This testimony was given without objection.   It is, in any event, self evident.  In his oral evidence Mr Kahler described how a sensor would ensure a minimum separation distance.  He said (T 177):


‘… there’s many … types of sensors.  There are just simply ultrasonic sensors that … measure to a depth so that they could sense the presence of the carcass and … give the person a light or something that … says, “Time to go.”, but basically … you’re letting a machine decide when … the slat conveyor is ready to accept the animal.  It may be even a defined mark that is put in, but really it is about saying, “This is the point at which we want the animals discharged to ensure reduced contact between animals.” 


The sensor would give the knocker a signal as to when the beast should … go … on the slats? – Yes.’

  1. Counsel for the defendant submitted that the plaintiff’s account of the action should be rejected. The argument depends upon the evidence that the conveyor table had ceased to operate for a minute or more and that the accident occurred just after it recommenced. There was a pause of two or three seconds between the table starting and the stimulator receiving current. The plaintiff believed that he was struck by an animal in contact with the stimulator. The task on which the plaintiff was engaged took him about 30 seconds to perform on each carcass. The slaughtermen were instructed to put their knives in a protective pouch attached to a belt at all times when they were not actually being used. The plaintiff was aware of the instruction and agreed that it was essential for safety that knives be pouched whenever they were not in use.

(Page segmentation data)
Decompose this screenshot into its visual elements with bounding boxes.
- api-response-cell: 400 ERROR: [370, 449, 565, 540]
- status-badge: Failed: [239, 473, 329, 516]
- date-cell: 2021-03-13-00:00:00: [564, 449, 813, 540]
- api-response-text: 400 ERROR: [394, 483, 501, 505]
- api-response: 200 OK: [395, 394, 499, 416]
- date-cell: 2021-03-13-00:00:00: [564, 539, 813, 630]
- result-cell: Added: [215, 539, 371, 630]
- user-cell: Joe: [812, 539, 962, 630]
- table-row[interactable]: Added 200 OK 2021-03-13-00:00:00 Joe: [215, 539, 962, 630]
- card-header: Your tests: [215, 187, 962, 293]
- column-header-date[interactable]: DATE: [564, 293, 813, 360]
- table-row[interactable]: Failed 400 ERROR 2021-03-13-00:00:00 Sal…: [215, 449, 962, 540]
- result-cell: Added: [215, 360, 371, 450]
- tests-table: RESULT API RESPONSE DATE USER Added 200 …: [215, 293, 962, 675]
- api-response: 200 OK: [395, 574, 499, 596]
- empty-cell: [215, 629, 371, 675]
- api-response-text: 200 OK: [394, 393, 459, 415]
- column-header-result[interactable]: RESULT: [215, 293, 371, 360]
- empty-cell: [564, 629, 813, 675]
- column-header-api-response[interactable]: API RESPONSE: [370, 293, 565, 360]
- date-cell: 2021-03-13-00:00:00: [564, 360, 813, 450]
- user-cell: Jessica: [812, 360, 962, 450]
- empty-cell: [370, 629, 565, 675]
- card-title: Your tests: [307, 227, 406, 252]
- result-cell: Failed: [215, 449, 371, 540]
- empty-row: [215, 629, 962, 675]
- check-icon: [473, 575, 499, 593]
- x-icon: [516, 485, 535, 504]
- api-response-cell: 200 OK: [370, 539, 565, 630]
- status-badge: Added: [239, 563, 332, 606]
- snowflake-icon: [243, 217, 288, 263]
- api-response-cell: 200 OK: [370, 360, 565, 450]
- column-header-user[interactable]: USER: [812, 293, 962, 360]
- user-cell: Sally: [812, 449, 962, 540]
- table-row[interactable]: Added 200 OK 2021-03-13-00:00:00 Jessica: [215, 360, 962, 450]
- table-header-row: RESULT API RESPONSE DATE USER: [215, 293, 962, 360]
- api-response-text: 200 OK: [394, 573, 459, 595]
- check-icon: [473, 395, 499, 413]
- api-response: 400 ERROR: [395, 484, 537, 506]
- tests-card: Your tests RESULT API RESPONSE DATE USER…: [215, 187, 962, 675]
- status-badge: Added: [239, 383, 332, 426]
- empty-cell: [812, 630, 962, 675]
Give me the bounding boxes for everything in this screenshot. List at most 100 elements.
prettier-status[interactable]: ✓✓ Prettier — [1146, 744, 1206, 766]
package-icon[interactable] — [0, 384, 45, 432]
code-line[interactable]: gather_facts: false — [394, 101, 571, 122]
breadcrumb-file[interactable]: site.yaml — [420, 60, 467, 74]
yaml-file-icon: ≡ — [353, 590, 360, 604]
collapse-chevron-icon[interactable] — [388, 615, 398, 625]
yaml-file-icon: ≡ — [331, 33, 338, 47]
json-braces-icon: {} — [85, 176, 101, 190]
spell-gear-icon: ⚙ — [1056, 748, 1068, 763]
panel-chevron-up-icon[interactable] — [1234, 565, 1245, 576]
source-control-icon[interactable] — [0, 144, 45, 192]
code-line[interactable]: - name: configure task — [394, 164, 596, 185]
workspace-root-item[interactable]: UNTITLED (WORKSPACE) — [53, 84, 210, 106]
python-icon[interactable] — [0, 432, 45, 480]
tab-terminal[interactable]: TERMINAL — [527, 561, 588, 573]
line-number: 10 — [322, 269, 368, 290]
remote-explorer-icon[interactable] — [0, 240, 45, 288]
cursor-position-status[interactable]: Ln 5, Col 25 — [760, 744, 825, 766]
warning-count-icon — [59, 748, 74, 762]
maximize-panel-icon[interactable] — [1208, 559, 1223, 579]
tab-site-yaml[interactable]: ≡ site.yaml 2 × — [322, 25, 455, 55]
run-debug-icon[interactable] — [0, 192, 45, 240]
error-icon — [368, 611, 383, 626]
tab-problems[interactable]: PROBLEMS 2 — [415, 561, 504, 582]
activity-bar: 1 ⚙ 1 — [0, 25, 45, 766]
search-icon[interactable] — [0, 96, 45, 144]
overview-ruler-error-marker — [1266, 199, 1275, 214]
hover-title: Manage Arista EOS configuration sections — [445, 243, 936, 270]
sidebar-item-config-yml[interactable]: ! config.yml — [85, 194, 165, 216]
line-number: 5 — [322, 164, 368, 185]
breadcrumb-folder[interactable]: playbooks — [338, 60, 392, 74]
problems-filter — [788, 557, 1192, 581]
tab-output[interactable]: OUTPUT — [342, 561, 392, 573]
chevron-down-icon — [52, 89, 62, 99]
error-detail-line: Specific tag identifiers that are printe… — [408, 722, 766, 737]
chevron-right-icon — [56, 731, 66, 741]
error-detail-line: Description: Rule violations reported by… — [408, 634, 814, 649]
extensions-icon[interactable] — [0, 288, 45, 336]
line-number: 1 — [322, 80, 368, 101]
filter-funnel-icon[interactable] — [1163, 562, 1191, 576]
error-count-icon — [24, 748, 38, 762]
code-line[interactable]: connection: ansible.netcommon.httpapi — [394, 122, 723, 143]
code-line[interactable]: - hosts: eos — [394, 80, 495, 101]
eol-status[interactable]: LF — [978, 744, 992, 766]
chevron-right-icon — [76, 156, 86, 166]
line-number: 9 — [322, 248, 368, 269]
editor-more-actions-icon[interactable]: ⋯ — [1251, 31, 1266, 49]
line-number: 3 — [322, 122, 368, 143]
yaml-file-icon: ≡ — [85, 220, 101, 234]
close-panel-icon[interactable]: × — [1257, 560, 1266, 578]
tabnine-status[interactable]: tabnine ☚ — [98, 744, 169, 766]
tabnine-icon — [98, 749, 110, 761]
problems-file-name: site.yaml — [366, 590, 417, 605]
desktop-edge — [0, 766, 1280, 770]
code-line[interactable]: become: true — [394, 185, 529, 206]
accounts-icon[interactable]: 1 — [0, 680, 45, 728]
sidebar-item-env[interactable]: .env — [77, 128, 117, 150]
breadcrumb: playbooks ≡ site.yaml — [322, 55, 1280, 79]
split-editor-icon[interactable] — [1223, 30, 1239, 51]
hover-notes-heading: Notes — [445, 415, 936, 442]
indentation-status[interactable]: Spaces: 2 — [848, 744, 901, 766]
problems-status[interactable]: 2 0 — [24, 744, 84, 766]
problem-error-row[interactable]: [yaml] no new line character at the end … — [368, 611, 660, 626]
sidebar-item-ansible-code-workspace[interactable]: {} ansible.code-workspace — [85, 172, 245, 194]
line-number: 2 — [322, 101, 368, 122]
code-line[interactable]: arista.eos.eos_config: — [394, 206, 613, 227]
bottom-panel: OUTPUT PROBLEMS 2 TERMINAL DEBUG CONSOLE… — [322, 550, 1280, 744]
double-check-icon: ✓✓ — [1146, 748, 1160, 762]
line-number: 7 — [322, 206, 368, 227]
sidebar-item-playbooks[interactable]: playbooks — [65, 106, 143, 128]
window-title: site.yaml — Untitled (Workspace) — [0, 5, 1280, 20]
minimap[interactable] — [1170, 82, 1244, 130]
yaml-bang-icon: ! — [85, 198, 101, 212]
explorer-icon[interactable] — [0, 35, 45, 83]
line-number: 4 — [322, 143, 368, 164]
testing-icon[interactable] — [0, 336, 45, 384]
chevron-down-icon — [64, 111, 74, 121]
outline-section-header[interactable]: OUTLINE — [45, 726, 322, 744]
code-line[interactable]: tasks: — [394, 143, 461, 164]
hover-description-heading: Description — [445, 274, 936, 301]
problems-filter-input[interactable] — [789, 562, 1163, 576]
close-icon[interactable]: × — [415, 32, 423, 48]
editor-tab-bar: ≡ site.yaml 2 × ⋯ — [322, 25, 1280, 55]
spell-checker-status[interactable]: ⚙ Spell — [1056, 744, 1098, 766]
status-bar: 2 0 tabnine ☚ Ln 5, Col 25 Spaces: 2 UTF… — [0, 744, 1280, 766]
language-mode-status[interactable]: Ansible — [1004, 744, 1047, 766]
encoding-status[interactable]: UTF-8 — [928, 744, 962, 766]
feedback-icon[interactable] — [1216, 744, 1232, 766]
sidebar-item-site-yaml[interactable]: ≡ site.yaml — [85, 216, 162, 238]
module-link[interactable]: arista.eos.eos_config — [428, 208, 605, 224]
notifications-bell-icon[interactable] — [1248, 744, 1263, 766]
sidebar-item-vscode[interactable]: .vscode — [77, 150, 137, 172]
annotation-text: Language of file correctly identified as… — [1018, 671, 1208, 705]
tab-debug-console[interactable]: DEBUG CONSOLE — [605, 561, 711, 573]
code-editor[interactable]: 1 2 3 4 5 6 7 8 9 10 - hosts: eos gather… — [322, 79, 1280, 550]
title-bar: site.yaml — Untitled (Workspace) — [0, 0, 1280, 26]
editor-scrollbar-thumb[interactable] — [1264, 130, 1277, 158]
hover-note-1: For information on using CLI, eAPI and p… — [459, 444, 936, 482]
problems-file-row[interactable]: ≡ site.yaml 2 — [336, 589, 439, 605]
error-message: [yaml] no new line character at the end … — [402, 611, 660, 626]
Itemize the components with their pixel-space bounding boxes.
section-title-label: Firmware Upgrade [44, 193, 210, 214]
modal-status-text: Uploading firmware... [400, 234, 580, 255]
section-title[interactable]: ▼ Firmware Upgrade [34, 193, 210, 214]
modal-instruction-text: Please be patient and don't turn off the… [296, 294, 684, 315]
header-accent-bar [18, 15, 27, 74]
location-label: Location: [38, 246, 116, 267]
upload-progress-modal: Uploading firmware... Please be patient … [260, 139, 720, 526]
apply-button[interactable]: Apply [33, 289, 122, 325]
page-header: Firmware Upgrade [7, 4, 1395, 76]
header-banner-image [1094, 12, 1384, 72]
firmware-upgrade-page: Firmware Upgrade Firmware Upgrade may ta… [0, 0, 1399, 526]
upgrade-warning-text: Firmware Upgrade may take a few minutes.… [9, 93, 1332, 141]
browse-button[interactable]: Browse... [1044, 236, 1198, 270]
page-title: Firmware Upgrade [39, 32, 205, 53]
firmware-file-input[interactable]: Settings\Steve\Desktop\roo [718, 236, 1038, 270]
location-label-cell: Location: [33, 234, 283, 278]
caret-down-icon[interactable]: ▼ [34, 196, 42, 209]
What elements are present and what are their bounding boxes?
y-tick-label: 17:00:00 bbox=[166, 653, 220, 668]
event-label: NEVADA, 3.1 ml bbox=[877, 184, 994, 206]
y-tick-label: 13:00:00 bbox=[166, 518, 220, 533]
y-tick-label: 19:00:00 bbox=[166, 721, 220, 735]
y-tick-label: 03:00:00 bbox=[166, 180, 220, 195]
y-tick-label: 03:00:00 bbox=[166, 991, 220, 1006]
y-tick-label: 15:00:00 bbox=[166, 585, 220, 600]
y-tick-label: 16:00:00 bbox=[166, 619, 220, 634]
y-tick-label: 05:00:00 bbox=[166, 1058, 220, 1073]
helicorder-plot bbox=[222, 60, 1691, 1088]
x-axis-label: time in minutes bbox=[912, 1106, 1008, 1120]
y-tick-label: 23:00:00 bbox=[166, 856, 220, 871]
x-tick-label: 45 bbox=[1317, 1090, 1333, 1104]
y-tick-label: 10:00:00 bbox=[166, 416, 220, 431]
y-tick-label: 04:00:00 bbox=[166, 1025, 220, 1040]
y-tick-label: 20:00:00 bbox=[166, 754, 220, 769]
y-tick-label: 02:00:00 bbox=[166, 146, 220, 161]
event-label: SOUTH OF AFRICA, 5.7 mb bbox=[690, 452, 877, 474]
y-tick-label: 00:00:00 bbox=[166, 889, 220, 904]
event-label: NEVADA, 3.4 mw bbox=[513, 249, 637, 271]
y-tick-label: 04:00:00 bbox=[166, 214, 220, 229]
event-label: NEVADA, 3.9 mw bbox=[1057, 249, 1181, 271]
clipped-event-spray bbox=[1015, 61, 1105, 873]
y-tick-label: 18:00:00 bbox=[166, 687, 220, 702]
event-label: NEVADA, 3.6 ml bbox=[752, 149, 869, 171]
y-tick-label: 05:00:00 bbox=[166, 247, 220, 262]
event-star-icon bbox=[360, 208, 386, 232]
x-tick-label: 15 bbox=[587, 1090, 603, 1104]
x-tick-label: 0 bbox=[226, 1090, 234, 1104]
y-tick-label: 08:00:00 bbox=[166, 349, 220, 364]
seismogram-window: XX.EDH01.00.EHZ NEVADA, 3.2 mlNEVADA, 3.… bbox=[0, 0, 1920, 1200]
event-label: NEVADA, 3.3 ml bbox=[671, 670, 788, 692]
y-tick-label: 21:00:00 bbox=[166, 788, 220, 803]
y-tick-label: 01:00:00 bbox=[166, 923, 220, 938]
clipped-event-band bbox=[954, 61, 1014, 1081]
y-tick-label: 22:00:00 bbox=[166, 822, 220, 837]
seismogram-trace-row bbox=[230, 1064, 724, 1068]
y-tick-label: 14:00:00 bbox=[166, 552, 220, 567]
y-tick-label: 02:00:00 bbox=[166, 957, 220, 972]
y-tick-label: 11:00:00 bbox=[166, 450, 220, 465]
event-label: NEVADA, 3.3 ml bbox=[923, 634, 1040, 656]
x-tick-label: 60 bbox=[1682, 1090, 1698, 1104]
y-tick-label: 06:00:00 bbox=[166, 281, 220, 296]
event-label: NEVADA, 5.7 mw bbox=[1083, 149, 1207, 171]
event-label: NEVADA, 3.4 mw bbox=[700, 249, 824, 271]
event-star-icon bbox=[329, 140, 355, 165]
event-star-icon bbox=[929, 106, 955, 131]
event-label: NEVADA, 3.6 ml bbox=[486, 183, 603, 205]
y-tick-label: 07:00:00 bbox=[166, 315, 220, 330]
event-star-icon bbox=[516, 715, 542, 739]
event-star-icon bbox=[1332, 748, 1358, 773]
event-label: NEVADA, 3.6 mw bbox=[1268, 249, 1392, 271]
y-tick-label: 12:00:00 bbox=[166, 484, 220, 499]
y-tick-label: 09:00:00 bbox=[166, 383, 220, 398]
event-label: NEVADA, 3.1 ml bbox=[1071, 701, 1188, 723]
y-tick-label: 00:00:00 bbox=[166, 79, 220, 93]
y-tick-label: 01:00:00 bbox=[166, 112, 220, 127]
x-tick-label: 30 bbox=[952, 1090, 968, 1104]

[CHECK YOUR UNDERSTANDING]
[1] According to the judgment excerpt, how long was the pause between the conveyor table starting and the stimulator receiving current?
[2] Reproduce the judgment excerpt word for word from "1. Counsel for" to "not in use.".

[RESULTS FOR THE EXERCISE]
[1] Two or three seconds.

[2]
1. Counsel for the defendant submitted that the plaintiff’s account of the action should be rejected. The argument depends upon the evidence that the conveyor table had ceased to operate for a minute or more and that the accident occurred just after it recommenced. There was a pause of two or three seconds between the table starting and the stimulator receiving current. The plaintiff believed that he was struck by an animal in contact with the stimulator. The task on which the plaintiff was engaged took him about 30 seconds to perform on each carcass. The slaughtermen were instructed to put their knives in a protective pouch attached to a belt at all times when they were not actually being used. The plaintiff was aware of the instruction and agreed that it was essential for safety that knives be pouched whenever they were not in use.